(Dataset rows about figures)
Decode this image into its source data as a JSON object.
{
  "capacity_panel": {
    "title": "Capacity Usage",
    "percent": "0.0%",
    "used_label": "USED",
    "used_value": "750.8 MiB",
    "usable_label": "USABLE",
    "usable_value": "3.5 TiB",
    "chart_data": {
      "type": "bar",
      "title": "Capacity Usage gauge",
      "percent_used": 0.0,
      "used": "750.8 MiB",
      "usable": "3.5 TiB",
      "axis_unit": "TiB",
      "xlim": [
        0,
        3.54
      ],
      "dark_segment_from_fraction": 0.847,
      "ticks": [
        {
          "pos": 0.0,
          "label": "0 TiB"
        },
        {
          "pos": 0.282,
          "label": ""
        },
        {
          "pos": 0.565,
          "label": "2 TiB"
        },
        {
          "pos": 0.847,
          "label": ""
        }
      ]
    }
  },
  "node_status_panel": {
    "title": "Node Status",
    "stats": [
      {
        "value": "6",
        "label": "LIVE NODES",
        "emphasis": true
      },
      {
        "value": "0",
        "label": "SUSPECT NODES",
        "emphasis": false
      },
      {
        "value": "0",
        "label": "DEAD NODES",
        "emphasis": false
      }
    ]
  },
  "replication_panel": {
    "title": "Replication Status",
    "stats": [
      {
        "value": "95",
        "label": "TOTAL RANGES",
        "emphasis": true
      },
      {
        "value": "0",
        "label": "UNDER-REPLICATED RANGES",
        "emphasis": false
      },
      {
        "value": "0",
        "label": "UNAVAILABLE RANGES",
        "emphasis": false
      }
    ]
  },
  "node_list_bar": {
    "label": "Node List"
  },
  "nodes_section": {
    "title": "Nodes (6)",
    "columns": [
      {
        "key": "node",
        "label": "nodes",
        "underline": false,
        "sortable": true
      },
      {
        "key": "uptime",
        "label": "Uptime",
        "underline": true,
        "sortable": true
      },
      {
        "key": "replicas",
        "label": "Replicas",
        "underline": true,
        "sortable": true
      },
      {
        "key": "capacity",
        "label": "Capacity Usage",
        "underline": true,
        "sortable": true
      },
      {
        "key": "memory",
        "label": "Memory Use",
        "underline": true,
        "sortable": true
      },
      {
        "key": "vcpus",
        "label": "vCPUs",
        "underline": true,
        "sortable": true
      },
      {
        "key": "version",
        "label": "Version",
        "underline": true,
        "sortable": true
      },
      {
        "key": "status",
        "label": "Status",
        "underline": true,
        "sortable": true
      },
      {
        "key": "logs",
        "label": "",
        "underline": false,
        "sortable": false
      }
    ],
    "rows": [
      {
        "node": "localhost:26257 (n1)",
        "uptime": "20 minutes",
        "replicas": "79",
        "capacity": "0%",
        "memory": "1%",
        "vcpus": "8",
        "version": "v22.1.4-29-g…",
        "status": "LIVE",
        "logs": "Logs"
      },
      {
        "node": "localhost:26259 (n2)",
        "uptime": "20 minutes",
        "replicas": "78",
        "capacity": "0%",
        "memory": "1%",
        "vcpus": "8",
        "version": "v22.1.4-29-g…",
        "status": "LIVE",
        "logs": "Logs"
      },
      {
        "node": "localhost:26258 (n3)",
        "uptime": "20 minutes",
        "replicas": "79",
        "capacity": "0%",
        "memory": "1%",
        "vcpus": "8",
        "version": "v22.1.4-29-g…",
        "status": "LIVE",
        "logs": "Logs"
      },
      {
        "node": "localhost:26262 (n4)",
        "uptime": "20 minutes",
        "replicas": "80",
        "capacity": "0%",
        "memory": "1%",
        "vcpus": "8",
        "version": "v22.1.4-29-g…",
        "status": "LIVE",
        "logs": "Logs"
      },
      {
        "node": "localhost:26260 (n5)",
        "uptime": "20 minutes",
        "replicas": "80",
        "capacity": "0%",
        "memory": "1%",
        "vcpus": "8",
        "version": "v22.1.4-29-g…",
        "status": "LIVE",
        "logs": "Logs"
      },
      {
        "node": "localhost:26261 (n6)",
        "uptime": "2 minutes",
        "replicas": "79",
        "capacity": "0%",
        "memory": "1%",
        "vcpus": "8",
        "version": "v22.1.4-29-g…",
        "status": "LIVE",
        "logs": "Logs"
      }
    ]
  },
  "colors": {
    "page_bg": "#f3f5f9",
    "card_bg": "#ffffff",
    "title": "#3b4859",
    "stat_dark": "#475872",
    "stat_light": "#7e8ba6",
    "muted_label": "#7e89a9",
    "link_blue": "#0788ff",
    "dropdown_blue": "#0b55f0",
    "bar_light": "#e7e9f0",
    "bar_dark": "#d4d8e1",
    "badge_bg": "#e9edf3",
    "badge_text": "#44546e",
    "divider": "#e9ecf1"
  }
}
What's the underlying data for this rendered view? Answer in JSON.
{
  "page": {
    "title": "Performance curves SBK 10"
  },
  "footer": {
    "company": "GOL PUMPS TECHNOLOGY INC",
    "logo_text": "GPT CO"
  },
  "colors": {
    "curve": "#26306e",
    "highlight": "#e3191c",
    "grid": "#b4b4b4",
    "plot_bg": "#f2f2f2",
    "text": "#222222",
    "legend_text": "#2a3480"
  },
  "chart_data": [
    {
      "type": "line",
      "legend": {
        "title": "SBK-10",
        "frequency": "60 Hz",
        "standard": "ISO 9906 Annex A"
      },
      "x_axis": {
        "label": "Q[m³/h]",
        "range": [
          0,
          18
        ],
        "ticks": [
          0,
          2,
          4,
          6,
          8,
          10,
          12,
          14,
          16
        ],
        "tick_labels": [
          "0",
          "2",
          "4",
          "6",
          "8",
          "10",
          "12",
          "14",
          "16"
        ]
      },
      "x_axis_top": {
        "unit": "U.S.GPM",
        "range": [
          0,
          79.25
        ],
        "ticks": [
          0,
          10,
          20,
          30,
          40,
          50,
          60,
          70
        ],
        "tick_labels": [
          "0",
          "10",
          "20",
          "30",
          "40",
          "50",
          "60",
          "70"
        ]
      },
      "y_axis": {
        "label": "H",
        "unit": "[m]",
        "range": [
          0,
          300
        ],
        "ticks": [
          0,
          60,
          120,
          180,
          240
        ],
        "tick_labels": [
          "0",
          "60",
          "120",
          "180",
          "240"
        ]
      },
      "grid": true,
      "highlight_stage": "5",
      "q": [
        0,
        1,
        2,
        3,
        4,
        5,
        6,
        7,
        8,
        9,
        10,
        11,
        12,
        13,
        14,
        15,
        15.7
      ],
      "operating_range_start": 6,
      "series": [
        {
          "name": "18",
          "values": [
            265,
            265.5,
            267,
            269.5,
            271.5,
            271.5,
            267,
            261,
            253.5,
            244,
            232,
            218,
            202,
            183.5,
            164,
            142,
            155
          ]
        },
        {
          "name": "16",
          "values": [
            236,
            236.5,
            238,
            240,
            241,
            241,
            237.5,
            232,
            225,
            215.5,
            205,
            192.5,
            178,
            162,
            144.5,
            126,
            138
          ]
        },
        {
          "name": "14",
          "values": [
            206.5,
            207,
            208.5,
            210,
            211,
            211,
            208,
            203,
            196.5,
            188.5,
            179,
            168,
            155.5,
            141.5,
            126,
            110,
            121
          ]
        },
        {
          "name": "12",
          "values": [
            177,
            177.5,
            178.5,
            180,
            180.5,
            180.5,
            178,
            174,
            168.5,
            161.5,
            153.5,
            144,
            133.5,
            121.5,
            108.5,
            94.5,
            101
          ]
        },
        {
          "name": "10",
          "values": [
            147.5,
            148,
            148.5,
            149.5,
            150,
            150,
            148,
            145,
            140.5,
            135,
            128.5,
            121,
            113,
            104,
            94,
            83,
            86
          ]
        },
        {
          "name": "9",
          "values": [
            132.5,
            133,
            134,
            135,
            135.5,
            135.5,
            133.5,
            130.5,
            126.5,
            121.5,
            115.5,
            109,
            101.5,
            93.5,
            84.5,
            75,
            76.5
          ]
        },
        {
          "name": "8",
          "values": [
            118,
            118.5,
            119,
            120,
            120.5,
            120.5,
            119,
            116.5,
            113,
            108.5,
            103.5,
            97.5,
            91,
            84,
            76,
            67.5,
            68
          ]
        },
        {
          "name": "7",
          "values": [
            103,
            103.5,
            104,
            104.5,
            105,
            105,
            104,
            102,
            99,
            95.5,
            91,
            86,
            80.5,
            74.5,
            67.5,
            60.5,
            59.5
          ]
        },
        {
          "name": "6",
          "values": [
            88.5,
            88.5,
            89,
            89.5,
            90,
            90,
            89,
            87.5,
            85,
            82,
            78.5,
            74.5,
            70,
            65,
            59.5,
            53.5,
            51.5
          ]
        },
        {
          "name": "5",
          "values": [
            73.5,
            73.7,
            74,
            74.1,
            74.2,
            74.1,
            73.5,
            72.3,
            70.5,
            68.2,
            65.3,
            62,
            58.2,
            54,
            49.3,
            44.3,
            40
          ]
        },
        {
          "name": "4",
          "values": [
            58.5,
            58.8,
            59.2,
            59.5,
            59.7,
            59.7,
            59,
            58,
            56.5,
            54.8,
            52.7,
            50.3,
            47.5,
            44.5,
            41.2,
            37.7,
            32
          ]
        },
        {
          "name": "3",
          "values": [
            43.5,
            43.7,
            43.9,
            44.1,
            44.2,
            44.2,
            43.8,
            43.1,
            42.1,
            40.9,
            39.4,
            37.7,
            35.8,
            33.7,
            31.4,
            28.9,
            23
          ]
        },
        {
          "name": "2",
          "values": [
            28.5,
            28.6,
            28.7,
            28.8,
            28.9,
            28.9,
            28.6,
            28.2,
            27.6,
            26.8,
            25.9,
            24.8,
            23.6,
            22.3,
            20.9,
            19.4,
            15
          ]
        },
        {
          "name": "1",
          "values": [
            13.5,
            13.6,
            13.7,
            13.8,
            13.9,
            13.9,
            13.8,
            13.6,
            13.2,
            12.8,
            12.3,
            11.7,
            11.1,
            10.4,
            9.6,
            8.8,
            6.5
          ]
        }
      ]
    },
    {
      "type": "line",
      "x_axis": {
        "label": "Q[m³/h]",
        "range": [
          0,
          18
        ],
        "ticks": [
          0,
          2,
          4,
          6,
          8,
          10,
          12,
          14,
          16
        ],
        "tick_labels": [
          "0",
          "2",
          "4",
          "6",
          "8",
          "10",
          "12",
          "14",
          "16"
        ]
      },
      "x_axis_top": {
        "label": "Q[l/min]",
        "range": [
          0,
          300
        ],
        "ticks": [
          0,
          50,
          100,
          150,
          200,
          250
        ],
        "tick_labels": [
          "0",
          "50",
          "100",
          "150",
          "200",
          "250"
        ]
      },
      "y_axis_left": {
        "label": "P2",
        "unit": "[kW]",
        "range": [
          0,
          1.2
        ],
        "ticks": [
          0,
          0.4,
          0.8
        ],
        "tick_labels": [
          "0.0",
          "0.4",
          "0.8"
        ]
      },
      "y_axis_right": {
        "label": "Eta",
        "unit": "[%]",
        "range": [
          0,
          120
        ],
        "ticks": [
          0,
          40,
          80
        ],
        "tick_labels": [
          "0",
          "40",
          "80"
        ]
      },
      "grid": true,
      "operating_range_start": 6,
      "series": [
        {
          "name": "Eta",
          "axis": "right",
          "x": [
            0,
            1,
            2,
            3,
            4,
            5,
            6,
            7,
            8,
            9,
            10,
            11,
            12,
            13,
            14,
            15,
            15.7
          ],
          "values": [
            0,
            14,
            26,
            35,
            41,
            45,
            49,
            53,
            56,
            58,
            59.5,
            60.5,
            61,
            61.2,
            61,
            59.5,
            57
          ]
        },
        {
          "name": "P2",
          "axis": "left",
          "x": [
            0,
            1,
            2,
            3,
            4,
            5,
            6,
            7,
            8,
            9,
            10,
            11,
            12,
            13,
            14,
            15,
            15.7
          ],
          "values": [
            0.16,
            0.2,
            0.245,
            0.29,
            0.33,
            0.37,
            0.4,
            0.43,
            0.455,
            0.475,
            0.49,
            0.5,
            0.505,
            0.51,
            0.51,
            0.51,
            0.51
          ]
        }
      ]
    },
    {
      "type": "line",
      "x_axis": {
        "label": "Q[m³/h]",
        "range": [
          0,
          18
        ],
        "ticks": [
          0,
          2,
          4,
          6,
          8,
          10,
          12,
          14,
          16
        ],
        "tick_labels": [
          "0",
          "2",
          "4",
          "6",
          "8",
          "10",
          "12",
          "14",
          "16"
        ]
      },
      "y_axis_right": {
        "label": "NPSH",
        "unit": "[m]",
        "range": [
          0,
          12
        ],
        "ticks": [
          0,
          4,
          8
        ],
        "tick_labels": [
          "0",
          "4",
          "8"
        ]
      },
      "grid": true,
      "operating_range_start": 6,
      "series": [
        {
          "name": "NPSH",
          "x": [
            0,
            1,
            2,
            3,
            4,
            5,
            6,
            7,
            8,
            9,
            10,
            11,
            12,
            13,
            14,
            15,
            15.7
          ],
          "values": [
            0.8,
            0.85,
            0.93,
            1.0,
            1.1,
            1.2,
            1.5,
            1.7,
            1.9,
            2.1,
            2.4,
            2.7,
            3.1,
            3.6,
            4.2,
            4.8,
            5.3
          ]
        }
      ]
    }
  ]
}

* [INSTRUCTIONS FOR THE TASK]: Where a line holds the string "title", copy that line.

* [RESPONSE TO THE EXERCISE]:
    "title": "Capacity Usage",
      "title": "Capacity Usage gauge",
    "title": "Node Status",
    "title": "Replication Status",
    "title": "Nodes (6)",
    "title": "#3b4859",
    "title": "Performance curves SBK 10"
        "title": "SBK-10",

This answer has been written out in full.